Saved entries:
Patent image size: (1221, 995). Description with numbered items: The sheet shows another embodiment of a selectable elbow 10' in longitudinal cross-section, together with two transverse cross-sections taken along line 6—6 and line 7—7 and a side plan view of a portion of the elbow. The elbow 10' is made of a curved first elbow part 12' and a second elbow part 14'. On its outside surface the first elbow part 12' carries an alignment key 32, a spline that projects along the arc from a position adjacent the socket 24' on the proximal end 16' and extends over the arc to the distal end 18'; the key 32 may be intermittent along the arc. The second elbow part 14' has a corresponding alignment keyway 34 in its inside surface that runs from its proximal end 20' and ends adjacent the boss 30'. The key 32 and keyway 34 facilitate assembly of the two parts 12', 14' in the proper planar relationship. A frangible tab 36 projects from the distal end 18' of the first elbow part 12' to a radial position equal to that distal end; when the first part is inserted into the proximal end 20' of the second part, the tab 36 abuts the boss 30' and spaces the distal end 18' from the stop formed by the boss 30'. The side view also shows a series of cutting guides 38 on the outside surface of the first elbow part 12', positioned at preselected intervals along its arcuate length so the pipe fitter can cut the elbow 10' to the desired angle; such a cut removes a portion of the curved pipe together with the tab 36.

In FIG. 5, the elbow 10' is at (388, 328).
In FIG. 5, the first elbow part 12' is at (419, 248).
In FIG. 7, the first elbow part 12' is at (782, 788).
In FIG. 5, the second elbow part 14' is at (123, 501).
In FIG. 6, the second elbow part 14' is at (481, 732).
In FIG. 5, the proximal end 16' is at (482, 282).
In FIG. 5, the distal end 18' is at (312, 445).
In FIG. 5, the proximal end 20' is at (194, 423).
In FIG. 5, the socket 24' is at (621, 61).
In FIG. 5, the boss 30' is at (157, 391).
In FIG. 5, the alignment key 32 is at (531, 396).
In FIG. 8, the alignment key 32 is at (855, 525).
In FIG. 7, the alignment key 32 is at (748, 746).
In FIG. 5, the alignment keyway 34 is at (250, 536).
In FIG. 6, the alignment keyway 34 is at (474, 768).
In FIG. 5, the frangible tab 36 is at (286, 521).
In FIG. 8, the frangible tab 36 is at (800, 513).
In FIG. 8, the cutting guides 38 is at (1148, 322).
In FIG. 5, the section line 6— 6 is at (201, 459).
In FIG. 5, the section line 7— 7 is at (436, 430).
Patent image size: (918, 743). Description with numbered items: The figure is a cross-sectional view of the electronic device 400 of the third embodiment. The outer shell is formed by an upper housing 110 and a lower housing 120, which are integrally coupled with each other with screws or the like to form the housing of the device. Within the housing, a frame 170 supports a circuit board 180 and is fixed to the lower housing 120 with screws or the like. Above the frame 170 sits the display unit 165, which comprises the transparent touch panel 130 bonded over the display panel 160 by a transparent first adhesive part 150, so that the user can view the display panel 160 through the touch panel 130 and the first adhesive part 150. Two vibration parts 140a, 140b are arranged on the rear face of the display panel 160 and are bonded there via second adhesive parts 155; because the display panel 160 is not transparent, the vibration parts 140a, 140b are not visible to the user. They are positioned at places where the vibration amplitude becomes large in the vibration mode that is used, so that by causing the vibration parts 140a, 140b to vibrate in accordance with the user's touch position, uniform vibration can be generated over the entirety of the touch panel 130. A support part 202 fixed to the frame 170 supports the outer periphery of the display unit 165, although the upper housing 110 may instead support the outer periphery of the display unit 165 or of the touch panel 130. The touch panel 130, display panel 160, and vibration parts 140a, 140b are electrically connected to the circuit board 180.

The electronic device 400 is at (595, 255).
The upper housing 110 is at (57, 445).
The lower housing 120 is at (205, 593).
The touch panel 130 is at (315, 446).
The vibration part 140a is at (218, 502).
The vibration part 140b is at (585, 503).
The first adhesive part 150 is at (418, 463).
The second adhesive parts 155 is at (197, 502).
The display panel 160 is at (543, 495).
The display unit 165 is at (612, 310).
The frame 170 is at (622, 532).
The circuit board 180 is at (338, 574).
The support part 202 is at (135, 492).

**EXERCISE AIM:** Show each line from the records above that contains the word "housing".

**SOLUTION TO THE EXERCISE:**
Patent image size: (918, 743). Description with numbered items: The figure is a cross-sectional view of the electronic device 400 of the third embodiment. The outer shell is formed by an upper housing 110 and a lower housing 120, which are integrally coupled with each other with screws or the like to form the housing of the device. Within the housing, a frame 170 supports a circuit board 180 and is fixed to the lower housing 120 with screws or the like. Above the frame 170 sits the display unit 165, which comprises the transparent touch panel 130 bonded over the display panel 160 by a transparent first adhesive part 150, so that the user can view the display panel 160 through the touch panel 130 and the first adhesive part 150. Two vibration parts 140a, 140b are arranged on the rear face of the display panel 160 and are bonded there via second adhesive parts 155; because the display panel 160 is not transparent, the vibration parts 140a, 140b are not visible to the user. They are positioned at places where the vibration amplitude becomes large in the vibration mode that is used, so that by causing the vibration parts 140a, 140b to vibrate in accordance with the user's touch position, uniform vibration can be generated over the entirety of the touch panel 130. A support part 202 fixed to the frame 170 supports the outer periphery of the display unit 165, although the upper housing 110 may instead support the outer periphery of the display unit 165 or of the touch panel 130. The touch panel 130, display panel 160, and vibration parts 140a, 140b are electrically connected to the circuit board 180.
The upper housing 110 is at (57, 445).
The lower housing 120 is at (205, 593).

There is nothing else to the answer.